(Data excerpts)
+-------+
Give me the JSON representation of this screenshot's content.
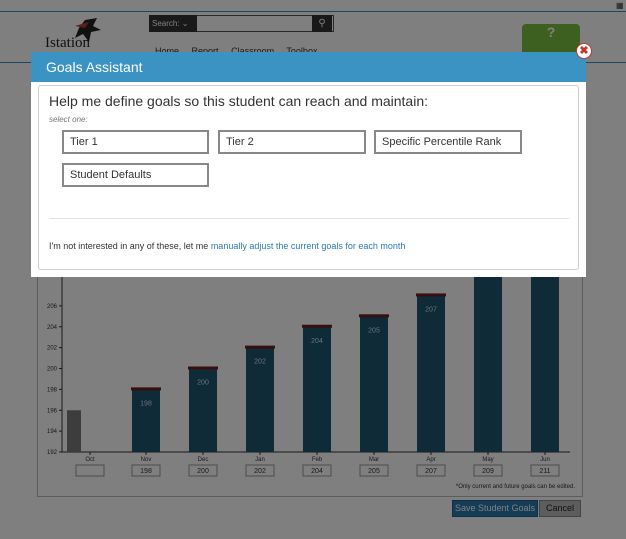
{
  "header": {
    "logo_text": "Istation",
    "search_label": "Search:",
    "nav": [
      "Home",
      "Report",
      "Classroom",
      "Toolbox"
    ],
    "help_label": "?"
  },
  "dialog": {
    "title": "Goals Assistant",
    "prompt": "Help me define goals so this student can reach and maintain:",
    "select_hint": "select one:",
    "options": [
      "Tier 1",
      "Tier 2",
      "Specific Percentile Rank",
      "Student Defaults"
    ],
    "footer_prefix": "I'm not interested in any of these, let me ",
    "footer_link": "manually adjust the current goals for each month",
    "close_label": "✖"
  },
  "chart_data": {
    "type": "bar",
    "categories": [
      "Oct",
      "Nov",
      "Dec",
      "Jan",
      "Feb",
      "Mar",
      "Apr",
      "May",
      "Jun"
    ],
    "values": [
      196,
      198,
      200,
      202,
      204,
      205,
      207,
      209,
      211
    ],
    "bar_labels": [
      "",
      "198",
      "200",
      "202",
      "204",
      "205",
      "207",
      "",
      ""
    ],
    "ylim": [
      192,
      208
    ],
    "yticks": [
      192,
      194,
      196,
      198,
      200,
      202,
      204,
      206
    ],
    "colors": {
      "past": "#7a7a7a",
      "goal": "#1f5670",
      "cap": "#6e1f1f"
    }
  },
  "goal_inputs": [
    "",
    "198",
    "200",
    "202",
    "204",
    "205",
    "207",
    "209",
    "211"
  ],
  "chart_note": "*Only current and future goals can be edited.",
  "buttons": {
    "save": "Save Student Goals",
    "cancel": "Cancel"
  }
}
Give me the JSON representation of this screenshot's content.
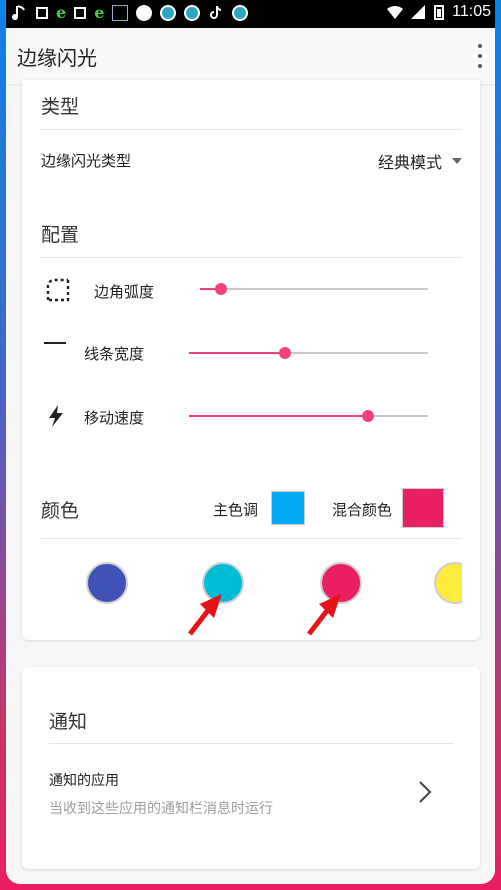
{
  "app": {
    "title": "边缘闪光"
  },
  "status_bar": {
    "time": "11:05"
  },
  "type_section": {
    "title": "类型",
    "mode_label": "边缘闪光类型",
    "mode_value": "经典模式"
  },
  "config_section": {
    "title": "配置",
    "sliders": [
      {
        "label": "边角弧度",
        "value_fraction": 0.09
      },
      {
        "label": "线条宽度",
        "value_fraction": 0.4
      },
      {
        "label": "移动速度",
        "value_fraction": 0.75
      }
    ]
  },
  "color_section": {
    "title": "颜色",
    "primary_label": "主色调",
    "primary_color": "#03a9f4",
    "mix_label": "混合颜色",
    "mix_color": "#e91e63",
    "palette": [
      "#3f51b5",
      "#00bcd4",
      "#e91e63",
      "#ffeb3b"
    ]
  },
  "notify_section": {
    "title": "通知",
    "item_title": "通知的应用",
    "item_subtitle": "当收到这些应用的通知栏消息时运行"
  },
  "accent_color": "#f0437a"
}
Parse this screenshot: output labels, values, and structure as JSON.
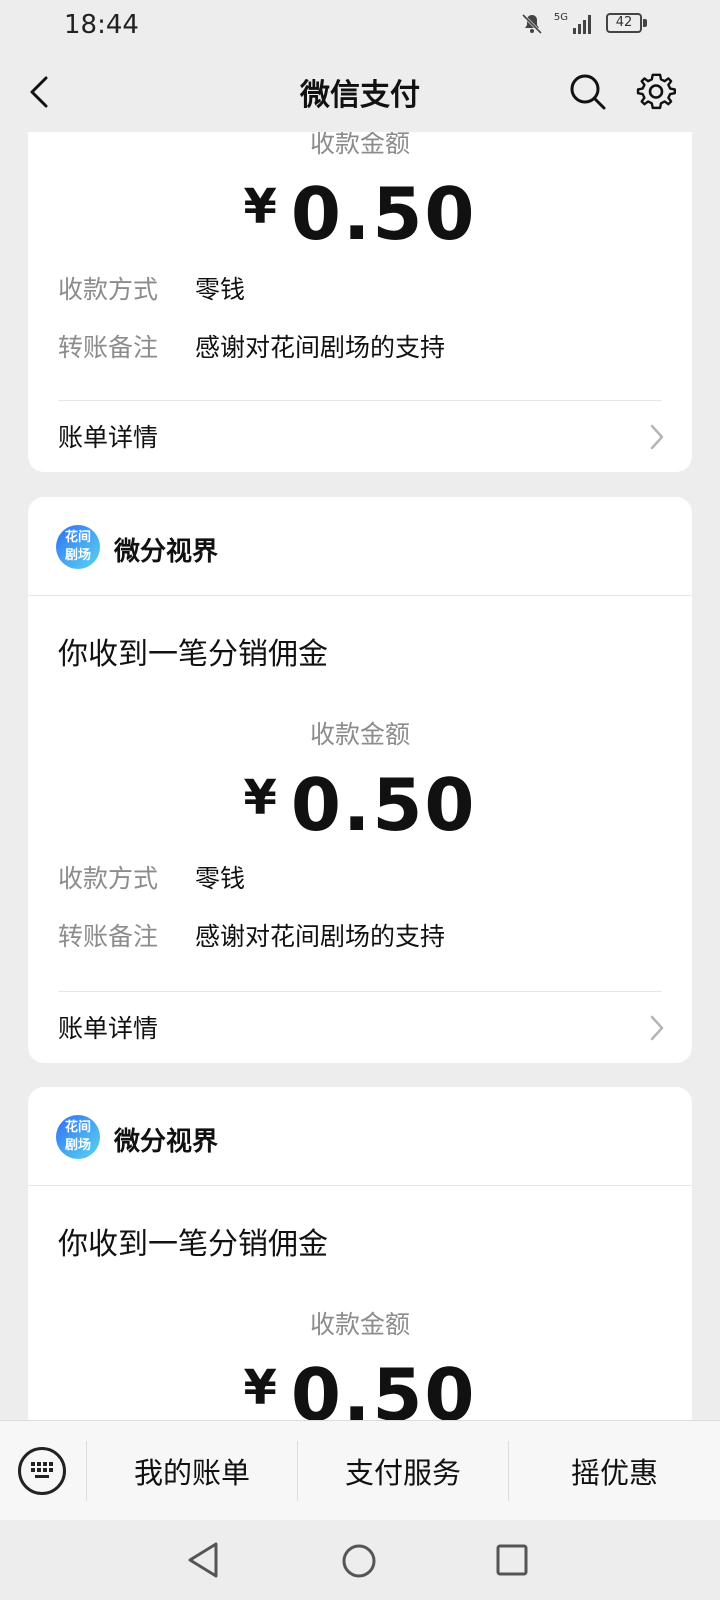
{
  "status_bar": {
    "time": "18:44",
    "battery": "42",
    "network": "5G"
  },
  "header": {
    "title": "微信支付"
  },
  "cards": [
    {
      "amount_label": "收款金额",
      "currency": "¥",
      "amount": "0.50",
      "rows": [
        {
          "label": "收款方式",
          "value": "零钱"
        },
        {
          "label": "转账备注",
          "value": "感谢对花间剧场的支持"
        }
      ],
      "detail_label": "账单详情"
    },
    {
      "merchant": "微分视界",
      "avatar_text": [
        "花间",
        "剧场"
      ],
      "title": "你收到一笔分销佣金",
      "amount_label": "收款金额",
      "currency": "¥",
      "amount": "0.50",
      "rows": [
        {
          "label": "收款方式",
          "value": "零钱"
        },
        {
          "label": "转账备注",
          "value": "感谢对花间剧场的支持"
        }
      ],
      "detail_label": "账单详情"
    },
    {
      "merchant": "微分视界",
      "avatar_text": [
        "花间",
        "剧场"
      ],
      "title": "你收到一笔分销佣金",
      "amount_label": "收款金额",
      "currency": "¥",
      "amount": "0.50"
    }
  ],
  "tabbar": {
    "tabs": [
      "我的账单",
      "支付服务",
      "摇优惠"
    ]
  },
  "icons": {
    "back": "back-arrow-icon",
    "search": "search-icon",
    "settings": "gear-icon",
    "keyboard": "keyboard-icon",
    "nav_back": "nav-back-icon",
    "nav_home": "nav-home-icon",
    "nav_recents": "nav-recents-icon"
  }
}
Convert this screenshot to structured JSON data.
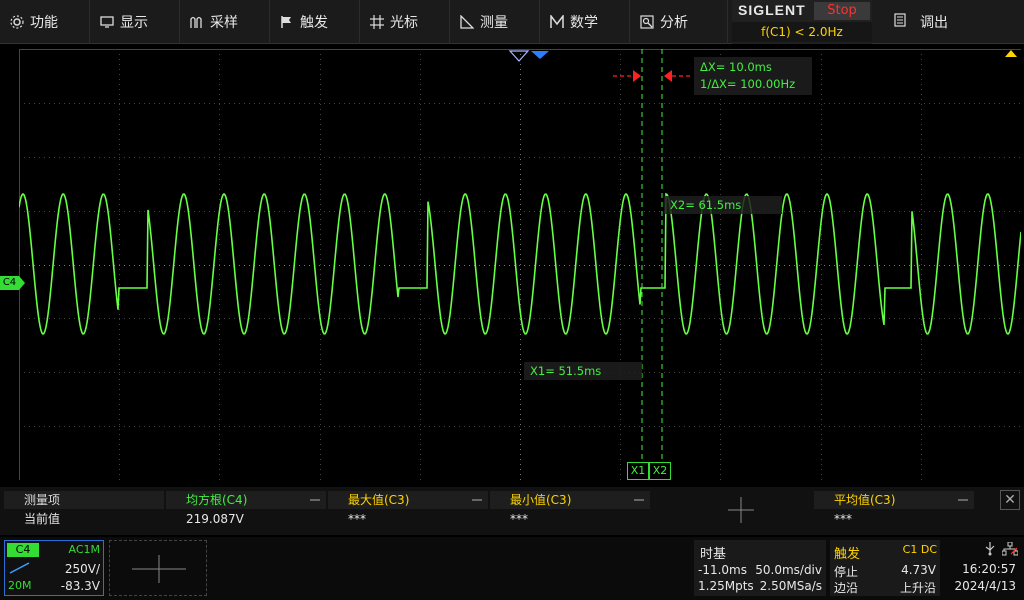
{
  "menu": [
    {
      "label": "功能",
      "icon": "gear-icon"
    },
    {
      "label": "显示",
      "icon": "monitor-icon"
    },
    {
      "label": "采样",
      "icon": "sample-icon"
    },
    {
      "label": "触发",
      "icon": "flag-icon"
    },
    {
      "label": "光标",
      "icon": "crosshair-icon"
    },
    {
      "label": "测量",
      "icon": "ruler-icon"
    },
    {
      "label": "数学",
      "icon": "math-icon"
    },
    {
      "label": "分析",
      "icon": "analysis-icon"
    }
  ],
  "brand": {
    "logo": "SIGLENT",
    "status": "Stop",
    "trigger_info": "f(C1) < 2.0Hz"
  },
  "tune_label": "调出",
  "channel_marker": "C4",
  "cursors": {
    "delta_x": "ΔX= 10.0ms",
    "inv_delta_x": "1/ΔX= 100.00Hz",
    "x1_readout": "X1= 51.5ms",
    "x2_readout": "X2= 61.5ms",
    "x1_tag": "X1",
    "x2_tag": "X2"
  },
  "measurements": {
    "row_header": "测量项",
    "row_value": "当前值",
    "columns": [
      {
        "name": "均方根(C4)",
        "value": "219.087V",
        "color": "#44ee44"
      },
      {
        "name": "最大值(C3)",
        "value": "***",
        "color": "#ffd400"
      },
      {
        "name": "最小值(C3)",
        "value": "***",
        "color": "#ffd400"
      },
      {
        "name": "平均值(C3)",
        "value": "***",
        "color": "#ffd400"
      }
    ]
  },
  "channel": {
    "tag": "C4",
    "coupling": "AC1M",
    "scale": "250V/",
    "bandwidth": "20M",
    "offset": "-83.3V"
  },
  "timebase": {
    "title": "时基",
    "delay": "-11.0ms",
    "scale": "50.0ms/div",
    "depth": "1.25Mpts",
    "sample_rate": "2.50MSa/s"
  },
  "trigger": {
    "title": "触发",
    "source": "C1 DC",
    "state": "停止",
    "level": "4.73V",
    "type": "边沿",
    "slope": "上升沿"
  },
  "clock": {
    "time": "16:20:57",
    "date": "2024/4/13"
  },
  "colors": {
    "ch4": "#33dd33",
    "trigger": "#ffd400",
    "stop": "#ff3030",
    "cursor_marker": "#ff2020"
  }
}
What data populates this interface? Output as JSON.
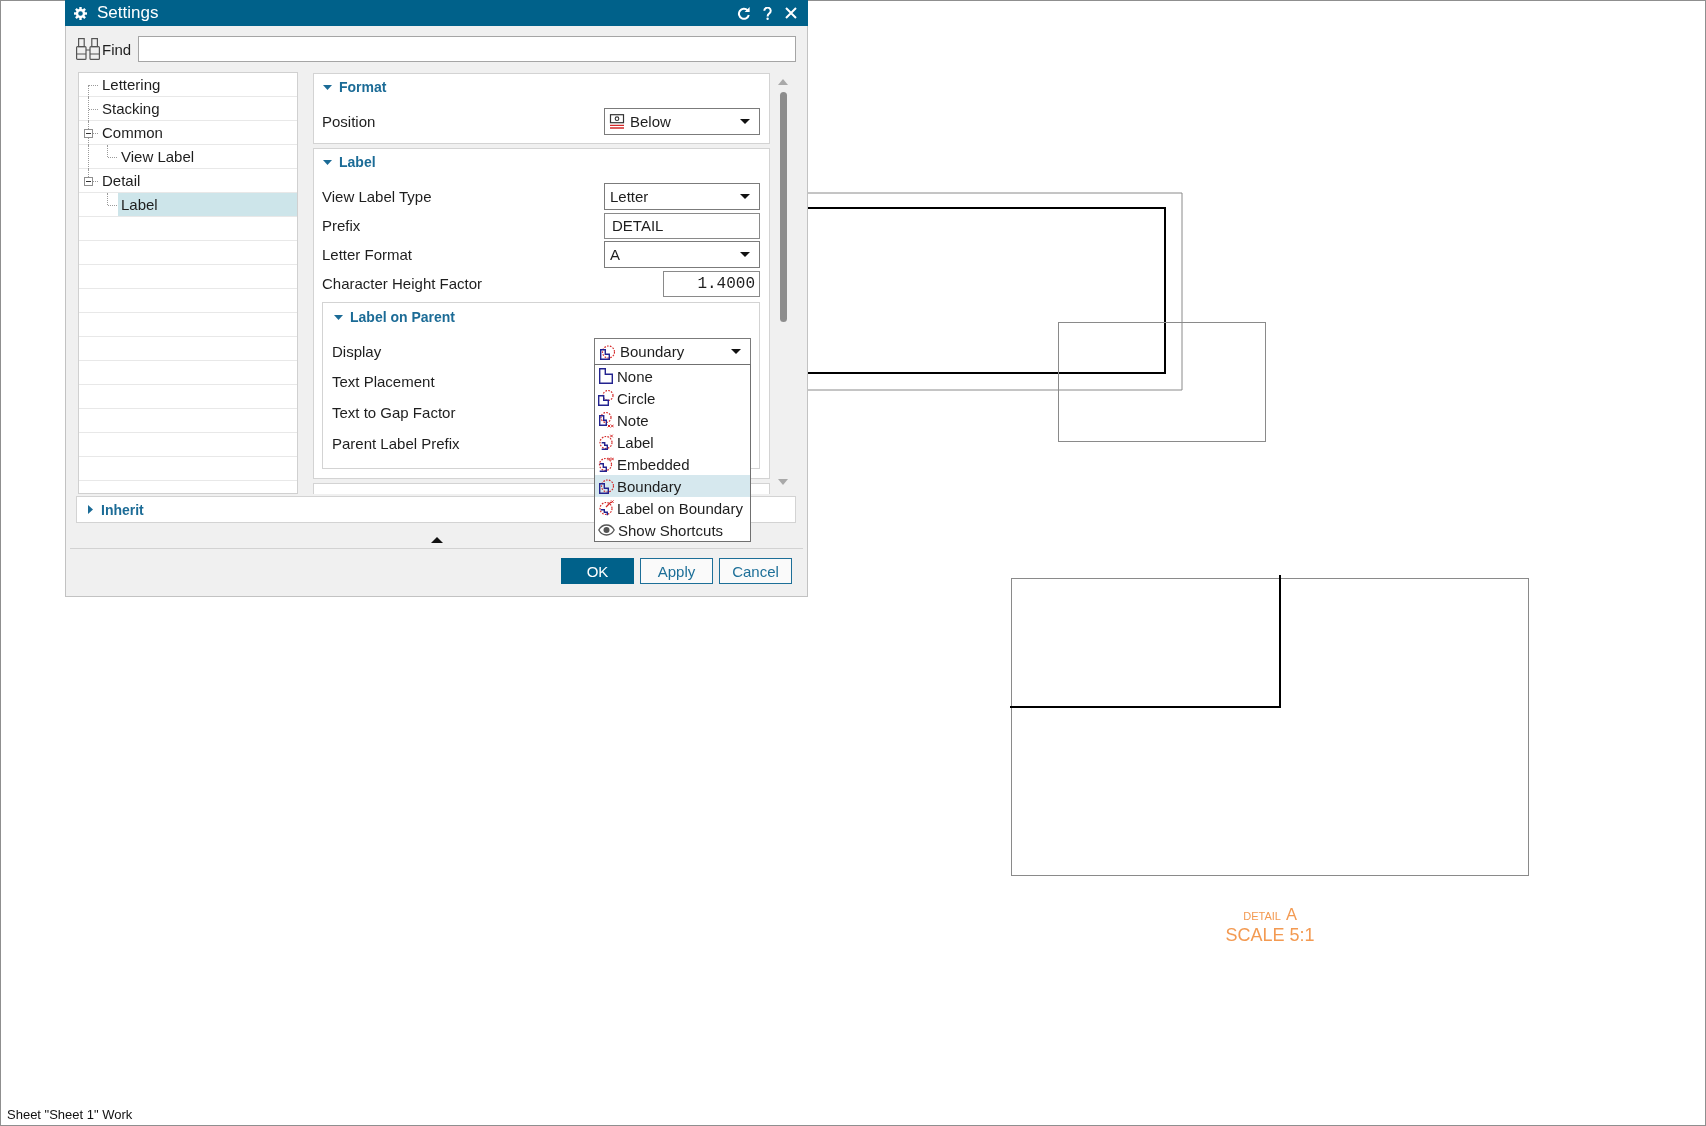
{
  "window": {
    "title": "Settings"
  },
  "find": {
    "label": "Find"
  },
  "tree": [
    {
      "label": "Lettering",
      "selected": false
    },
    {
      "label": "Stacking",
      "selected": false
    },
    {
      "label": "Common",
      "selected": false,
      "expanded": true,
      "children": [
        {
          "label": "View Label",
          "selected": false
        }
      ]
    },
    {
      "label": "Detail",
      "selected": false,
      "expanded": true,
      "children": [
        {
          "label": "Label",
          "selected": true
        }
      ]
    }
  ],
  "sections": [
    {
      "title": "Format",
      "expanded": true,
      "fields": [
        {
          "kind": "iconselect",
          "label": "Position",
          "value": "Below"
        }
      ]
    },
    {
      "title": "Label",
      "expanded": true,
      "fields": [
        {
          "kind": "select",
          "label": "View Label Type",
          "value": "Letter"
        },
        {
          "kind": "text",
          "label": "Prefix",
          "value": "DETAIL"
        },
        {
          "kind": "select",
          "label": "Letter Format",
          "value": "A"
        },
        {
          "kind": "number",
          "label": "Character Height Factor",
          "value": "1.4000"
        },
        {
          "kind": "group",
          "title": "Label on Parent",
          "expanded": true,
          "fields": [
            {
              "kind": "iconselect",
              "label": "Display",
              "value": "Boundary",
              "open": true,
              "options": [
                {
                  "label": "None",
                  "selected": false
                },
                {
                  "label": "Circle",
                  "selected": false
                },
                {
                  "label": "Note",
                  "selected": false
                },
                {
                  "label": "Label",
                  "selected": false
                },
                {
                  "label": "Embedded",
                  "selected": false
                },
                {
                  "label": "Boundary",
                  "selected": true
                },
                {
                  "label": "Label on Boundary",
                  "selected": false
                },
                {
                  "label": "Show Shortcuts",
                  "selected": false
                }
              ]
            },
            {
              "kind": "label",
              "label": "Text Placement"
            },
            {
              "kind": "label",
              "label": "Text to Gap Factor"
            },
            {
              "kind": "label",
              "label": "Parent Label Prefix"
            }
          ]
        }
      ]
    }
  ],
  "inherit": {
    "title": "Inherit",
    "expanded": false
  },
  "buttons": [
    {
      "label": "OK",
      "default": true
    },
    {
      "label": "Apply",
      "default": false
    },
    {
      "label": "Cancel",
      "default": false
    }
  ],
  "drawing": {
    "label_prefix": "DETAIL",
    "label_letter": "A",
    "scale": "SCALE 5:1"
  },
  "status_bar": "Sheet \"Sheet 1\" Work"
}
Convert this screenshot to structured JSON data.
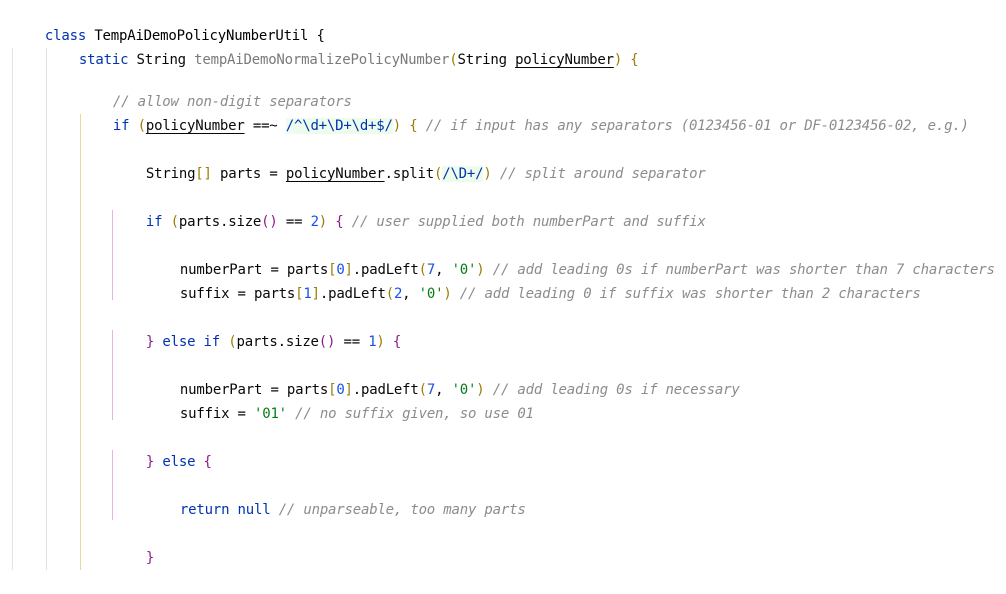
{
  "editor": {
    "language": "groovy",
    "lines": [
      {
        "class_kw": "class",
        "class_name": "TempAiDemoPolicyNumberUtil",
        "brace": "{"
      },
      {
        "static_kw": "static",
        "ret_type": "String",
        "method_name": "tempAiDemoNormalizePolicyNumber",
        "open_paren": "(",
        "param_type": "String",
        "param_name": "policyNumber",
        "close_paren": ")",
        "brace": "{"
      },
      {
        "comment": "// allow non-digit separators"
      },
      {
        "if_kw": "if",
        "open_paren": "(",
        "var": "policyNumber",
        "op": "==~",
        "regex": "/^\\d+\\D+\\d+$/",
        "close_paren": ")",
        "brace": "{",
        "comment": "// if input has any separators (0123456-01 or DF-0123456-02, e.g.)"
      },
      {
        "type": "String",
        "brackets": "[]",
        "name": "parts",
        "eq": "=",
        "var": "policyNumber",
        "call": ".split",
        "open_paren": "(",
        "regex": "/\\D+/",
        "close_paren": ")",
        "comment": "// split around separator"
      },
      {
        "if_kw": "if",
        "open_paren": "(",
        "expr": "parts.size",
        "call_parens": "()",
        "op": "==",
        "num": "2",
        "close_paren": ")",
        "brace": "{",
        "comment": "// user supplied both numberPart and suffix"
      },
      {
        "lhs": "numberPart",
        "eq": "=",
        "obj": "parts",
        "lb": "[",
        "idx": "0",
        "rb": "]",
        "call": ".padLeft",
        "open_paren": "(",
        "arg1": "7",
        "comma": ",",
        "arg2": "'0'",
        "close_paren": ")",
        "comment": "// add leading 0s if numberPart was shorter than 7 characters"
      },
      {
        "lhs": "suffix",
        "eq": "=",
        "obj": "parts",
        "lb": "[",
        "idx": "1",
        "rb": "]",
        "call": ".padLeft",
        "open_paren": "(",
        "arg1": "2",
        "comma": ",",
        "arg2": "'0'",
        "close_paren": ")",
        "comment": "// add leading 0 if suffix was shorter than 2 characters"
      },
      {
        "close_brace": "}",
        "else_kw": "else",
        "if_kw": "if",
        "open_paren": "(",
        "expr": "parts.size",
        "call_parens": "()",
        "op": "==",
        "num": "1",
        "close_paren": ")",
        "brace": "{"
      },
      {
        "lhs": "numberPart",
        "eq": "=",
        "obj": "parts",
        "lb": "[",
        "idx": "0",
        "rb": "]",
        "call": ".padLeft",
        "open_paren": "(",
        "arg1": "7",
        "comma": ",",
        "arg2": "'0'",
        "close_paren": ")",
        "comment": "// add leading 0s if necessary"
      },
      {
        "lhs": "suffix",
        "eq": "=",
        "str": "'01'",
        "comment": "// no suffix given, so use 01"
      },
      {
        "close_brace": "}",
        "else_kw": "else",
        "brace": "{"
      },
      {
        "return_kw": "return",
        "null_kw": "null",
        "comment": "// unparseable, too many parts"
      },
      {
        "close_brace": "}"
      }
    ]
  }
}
+-------+
(Exercise task):
Return all the lines that contain the string "suffix".

(Answer for this exercise):
        "comment": "// user supplied both numberPart and suffix"
        "lhs": "suffix",
        "comment": "// add leading 0 if suffix was shorter than 2 characters"
        "lhs": "suffix",
        "comment": "// no suffix given, so use 01"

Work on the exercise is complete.